## Given instruction
Go through the records and show each line where the word "details" occurs.

----

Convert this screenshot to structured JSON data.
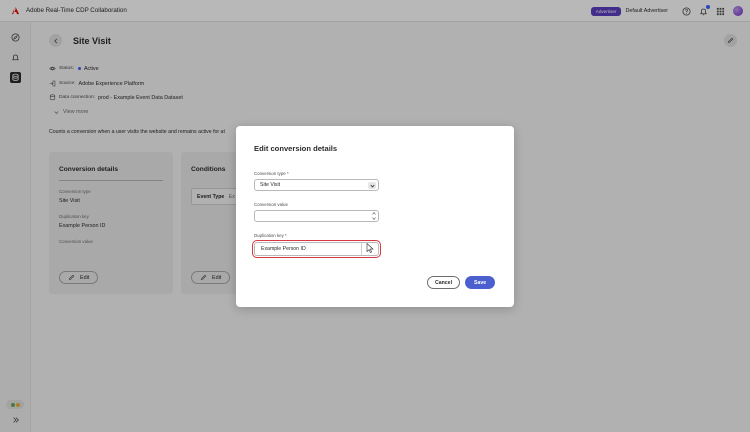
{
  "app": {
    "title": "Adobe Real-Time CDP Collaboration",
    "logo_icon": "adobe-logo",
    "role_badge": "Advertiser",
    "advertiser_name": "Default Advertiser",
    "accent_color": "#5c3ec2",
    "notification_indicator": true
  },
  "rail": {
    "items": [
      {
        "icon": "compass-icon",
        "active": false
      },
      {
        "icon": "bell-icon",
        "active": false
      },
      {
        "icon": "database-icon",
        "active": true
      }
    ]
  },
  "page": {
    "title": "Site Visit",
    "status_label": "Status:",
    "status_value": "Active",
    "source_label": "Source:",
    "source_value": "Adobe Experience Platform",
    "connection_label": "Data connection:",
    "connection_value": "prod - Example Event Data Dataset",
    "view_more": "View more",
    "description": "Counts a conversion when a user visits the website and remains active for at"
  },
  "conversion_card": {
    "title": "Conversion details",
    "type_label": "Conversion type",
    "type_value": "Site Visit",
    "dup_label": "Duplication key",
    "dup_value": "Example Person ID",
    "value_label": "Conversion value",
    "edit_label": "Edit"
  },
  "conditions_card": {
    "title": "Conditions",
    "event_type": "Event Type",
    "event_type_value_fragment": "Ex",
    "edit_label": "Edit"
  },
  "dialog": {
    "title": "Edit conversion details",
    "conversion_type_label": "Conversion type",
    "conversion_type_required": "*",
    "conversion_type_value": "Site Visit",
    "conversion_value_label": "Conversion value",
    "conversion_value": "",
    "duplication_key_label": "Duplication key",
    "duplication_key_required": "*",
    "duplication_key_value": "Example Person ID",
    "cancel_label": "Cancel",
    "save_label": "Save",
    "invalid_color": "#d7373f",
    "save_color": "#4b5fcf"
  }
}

----

## Completed exercise
    "title": "Conversion details",
    "title": "Edit conversion details",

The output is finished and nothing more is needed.